Exercise directions: Take from the listing each line that has the string "posiłków".

Data for processing:
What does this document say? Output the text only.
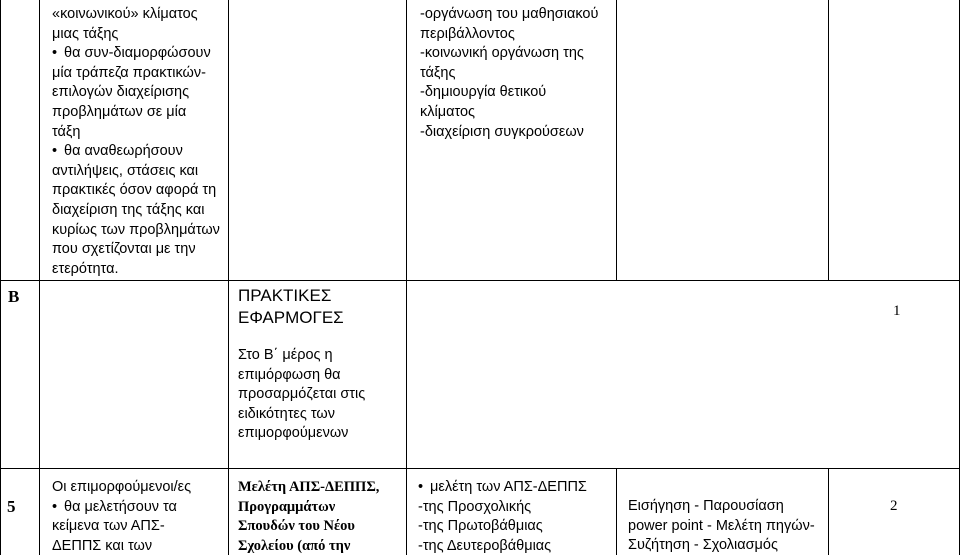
«κοινωνικού» κλίματος
μιας τάξης
• θα συν-διαμορφώσουν
μία τράπεζα πρακτικών-
επιλογών διαχείρισης
προβλημάτων σε μία
τάξη
• θα αναθεωρήσουν
αντιλήψεις, στάσεις και
πρακτικές όσον αφορά τη
διαχείριση της τάξης και
κυρίως των προβλημάτων
που σχετίζονται με την
ετερότητα.
-οργάνωση του μαθησιακού
περιβάλλοντος
-κοινωνική οργάνωση της
τάξης
-δημιουργία θετικού
κλίματος
-διαχείριση συγκρούσεων
Β	ΠΡΑΚΤΙΚΕΣ
ΕΦΑΡΜΟΓΕΣ
Στο Β΄ μέρος η
επιμόρφωση θα
προσαρμόζεται στις
ειδικότητες των
επιμορφούμενων
1
5
Οι επιμορφούμενοι/ες
• θα μελετήσουν τα
κείμενα των ΑΠΣ-
ΔΕΠΠΣ και των
Μελέτη ΑΠΣ-ΔΕΠΠΣ,
Προγραμμάτων
Σπουδών του Νέου
Σχολείου (από την
• μελέτη των ΑΠΣ-ΔΕΠΠΣ
-της Προσχολικής
-της Πρωτοβάθμιας
-της Δευτεροβάθμιας
Εισήγηση - Παρουσίαση
power point - Μελέτη πηγών-
Συζήτηση - Σχολιασμός
2
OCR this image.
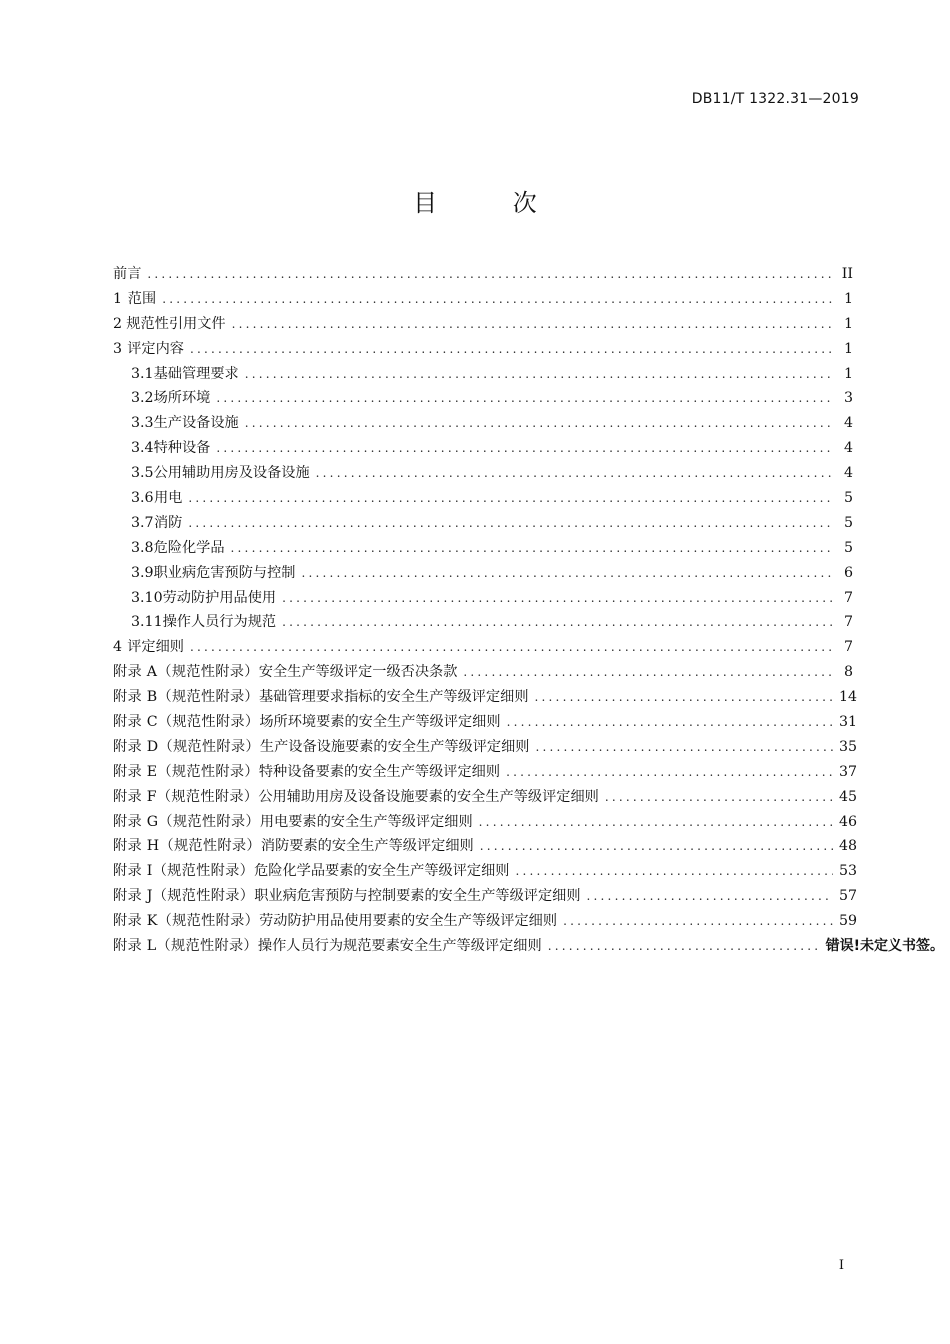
DB11/T 1322.31—2019
目 次
前言 .....	II
1 范围 .....	1
2 规范性引用文件 .....	1
3 评定内容 .....	1
3.1 基础管理要求 .....	1
3.2 场所环境 .....	3
3.3 生产设备设施 .....	4
3.4 特种设备 .....	4
3.5 公用辅助用房及设备设施 .....	4
3.6 用电 .....	5
3.7 消防 .....	5
3.8 危险化学品 .....	5
3.9 职业病危害预防与控制 .....	6
3.10 劳动防护用品使用 .....	7
3.11 操作人员行为规范 .....	7
4 评定细则 .....	7
附录 A（规范性附录） 安全生产等级评定一级否决条款 .....	8
附录 B（规范性附录） 基础管理要求指标的安全生产等级评定细则 .....	14
附录 C（规范性附录） 场所环境要素的安全生产等级评定细则 .....	31
附录 D（规范性附录） 生产设备设施要素的安全生产等级评定细则 .....	35
附录 E（规范性附录） 特种设备要素的安全生产等级评定细则 .....	37
附录 F（规范性附录） 公用辅助用房及设备设施要素的安全生产等级评定细则 .....	45
附录 G（规范性附录） 用电要素的安全生产等级评定细则 .....	46
附录 H（规范性附录） 消防要素的安全生产等级评定细则 .....	48
附录 I（规范性附录） 危险化学品要素的安全生产等级评定细则 .....	53
附录 J（规范性附录） 职业病危害预防与控制要素的安全生产等级评定细则 .....	57
附录 K（规范性附录） 劳动防护用品使用要素的安全生产等级评定细则 .....	59
附录 L（规范性附录） 操作人员行为规范要素安全生产等级评定细则 .....	错误!未定义书签。
I
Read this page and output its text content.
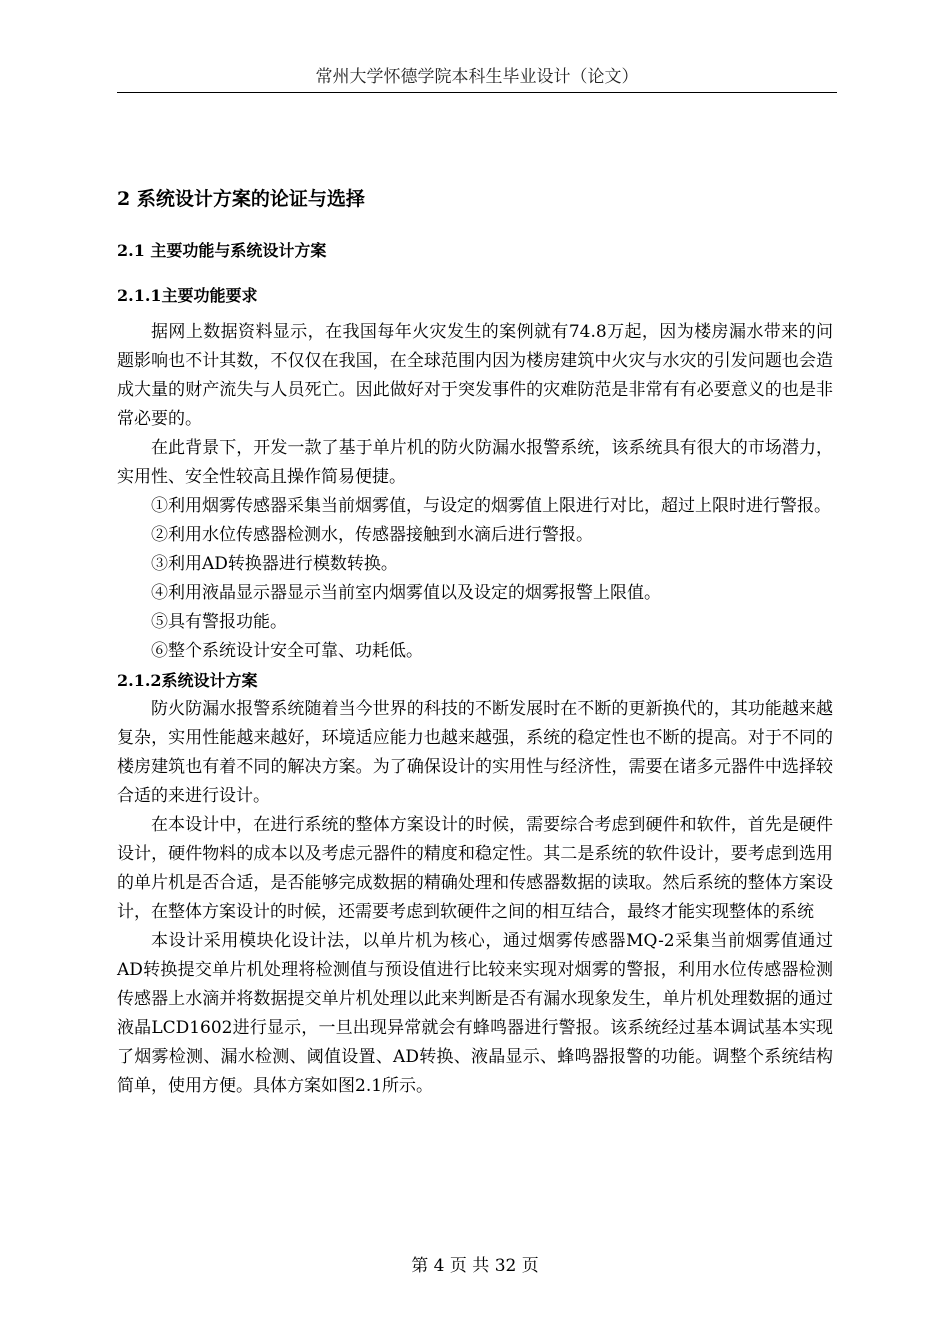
常州大学怀德学院本科生毕业设计（论文）
2 系统设计方案的论证与选择
2.1 主要功能与系统设计方案
2.1.1主要功能要求

据网上数据资料显示，在我国每年火灾发生的案例就有74.8万起，因为楼房漏水带来的问题影响也不计其数，不仅仅在我国，在全球范围内因为楼房建筑中火灾与水灾的引发问题也会造成大量的财产流失与人员死亡。因此做好对于突发事件的灾难防范是非常有有必要意义的也是非常必要的。

在此背景下，开发一款了基于单片机的防火防漏水报警系统，该系统具有很大的市场潜力，实用性、安全性较高且操作简易便捷。

①利用烟雾传感器采集当前烟雾值，与设定的烟雾值上限进行对比，超过上限时进行警报。
②利用水位传感器检测水，传感器接触到水滴后进行警报。
③利用AD转换器进行模数转换。
④利用液晶显示器显示当前室内烟雾值以及设定的烟雾报警上限值。
⑤具有警报功能。
⑥整个系统设计安全可靠、功耗低。
2.1.2系统设计方案

防火防漏水报警系统随着当今世界的科技的不断发展时在不断的更新换代的，其功能越来越复杂，实用性能越来越好，环境适应能力也越来越强，系统的稳定性也不断的提高。对于不同的楼房建筑也有着不同的解决方案。为了确保设计的实用性与经济性，需要在诸多元器件中选择较合适的来进行设计。

在本设计中，在进行系统的整体方案设计的时候，需要综合考虑到硬件和软件，首先是硬件设计，硬件物料的成本以及考虑元器件的精度和稳定性。其二是系统的软件设计，要考虑到选用的单片机是否合适，是否能够完成数据的精确处理和传感器数据的读取。然后系统的整体方案设计，在整体方案设计的时候，还需要考虑到软硬件之间的相互结合，最终才能实现整体的系统

本设计采用模块化设计法，以单片机为核心，通过烟雾传感器MQ-2采集当前烟雾值通过AD转换提交单片机处理将检测值与预设值进行比较来实现对烟雾的警报，利用水位传感器检测传感器上水滴并将数据提交单片机处理以此来判断是否有漏水现象发生，单片机处理数据的通过液晶LCD1602进行显示，一旦出现异常就会有蜂鸣器进行警报。该系统经过基本调试基本实现了烟雾检测、漏水检测、阈值设置、AD转换、液晶显示、蜂鸣器报警的功能。调整个系统结构简单，使用方便。具体方案如图2.1所示。

第 4 页 共 32 页
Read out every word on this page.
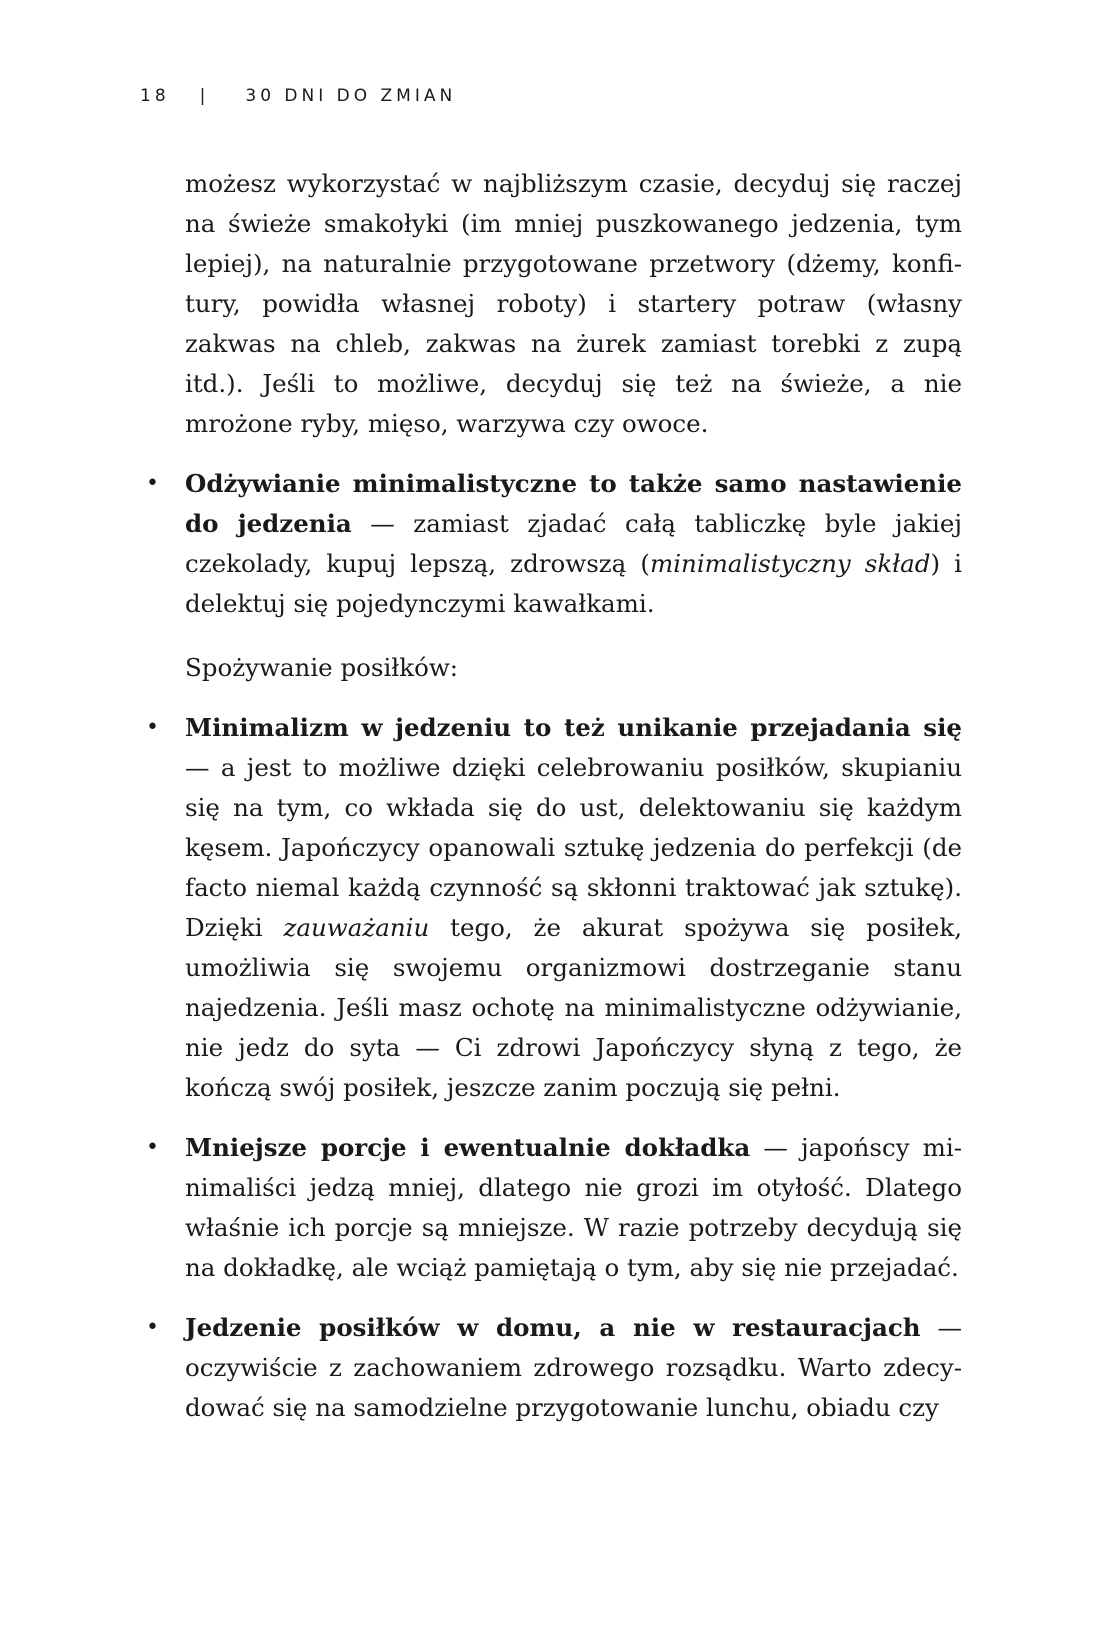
18 | 30 DNI DO ZMIAN

możesz wykorzystać w najbliższym czasie, decyduj się raczej na świeże smakołyki (im mniej puszkowanego jedzenia, tym lepiej), na naturalnie przygotowane przetwory (dżemy, konfitury, powidła własnej roboty) i startery potraw (własny zakwas na chleb, zakwas na żurek zamiast torebki z zupą itd.). Jeśli to możliwe, decyduj się też na świeże, a nie mrożone ryby, mięso, warzywa czy owoce.

• Odżywianie minimalistyczne to także samo nastawienie do jedzenia — zamiast zjadać całą tabliczkę byle jakiej czekolady, kupuj lepszą, zdrowszą (minimalistyczny skład) i delektuj się pojedynczymi kawałkami.

Spożywanie posiłków:

• Minimalizm w jedzeniu to też unikanie przejadania się — a jest to możliwe dzięki celebrowaniu posiłków, skupianiu się na tym, co wkłada się do ust, delektowaniu się każdym kęsem. Japończycy opanowali sztukę jedzenia do perfekcji (de facto niemal każdą czynność są skłonni traktować jak sztukę). Dzięki zauważaniu tego, że akurat spożywa się posiłek, umożliwia się swojemu organizmowi dostrzeganie stanu najedzenia. Jeśli masz ochotę na minimalistyczne odżywianie, nie jedz do syta — Ci zdrowi Japończycy słyną z tego, że kończą swój posiłek, jeszcze zanim poczują się pełni.
• Mniejsze porcje i ewentualnie dokładka — japońscy minimaliści jedzą mniej, dlatego nie grozi im otyłość. Dlatego właśnie ich porcje są mniejsze. W razie potrzeby decydują się na dokładkę, ale wciąż pamiętają o tym, aby się nie przejadać.
• Jedzenie posiłków w domu, a nie w restauracjach — oczywiście z zachowaniem zdrowego rozsądku. Warto zdecydować się na samodzielne przygotowanie lunchu, obiadu czy
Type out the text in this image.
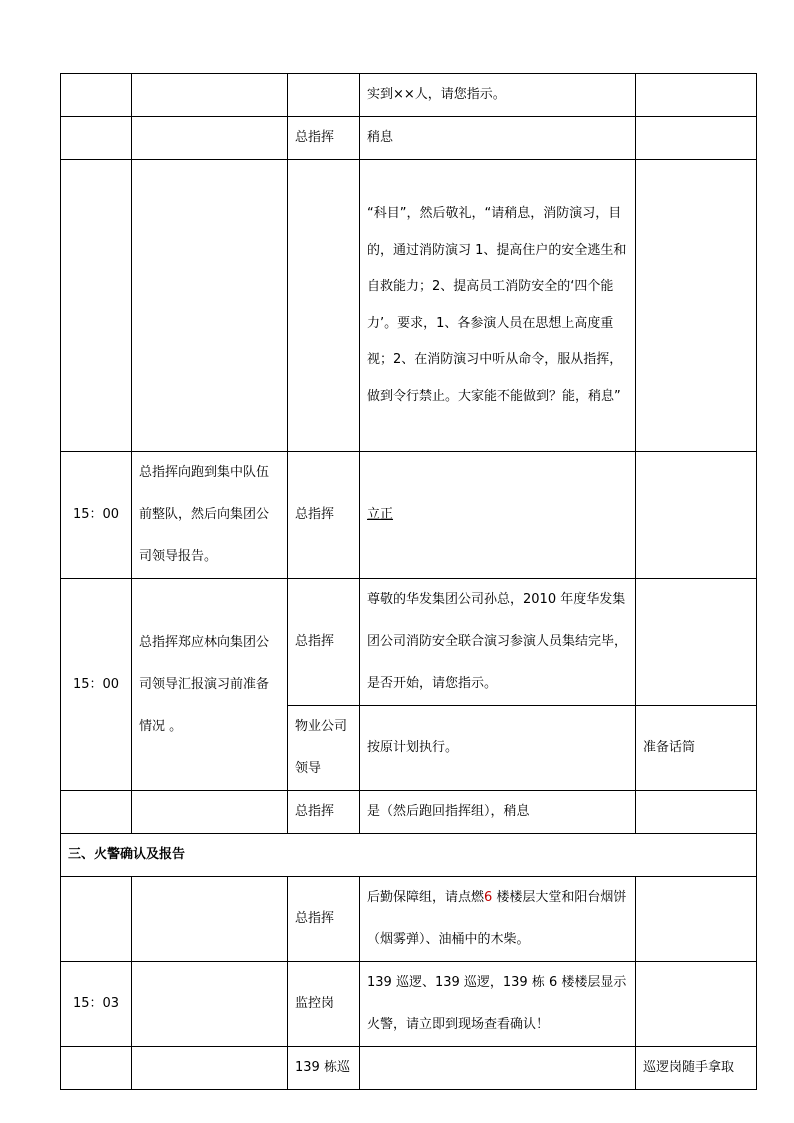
			实到××人，请您指示。	
		总指挥	稍息	
			“科目”，然后敬礼，“请稍息，消防演习，目的，通过消防演习 1、提高住户的安全逃生和自救能力；2、提高员工消防安全的‘四个能力’。要求，1、各参演人员在思想上高度重视；2、在消防演习中听从命令，服从指挥，做到令行禁止。大家能不能做到？能，稍息”	
15：00	总指挥向跑到集中队伍前整队，然后向集团公司领导报告。	总指挥	立正	
15：00	总指挥郑应林向集团公司领导汇报演习前准备情况 。	总指挥	尊敬的华发集团公司孙总，2010 年度华发集团公司消防安全联合演习参演人员集结完毕，是否开始，请您指示。	
		物业公司领导	按原计划执行。	准备话筒
		总指挥	是（然后跑回指挥组），稍息	
三、火警确认及报告				
		总指挥	后勤保障组，请点燃6 楼楼层大堂和阳台烟饼（烟雾弹）、油桶中的木柴。	
15：03		监控岗	139 巡逻、139 巡逻，139 栋 6 楼楼层显示火警，请立即到现场查看确认！	
		139 栋巡		巡逻岗随手拿取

Answer to this task:
Spożywanie posiłków:
• Minimalizm w jedzeniu to też unikanie przejadania się — a jest to możliwe dzięki celebrowaniu posiłków, skupianiu się na tym, co wkłada się do ust, delektowaniu się każdym kęsem. Japończycy opanowali sztukę jedzenia do perfekcji (de facto niemal każdą czynność są skłonni traktować jak sztukę). Dzięki zauważaniu tego, że akurat spożywa się posiłek, umożliwia się swojemu organizmowi dostrzeganie stanu najedzenia. Jeśli masz ochotę na minimalistyczne odżywianie, nie jedz do syta — Ci zdrowi Japończycy słyną z tego, że kończą swój posiłek, jeszcze zanim poczują się pełni.
• Jedzenie posiłków w domu, a nie w restauracjach — oczywiście z zachowaniem zdrowego rozsądku. Warto zdecydować się na samodzielne przygotowanie lunchu, obiadu czy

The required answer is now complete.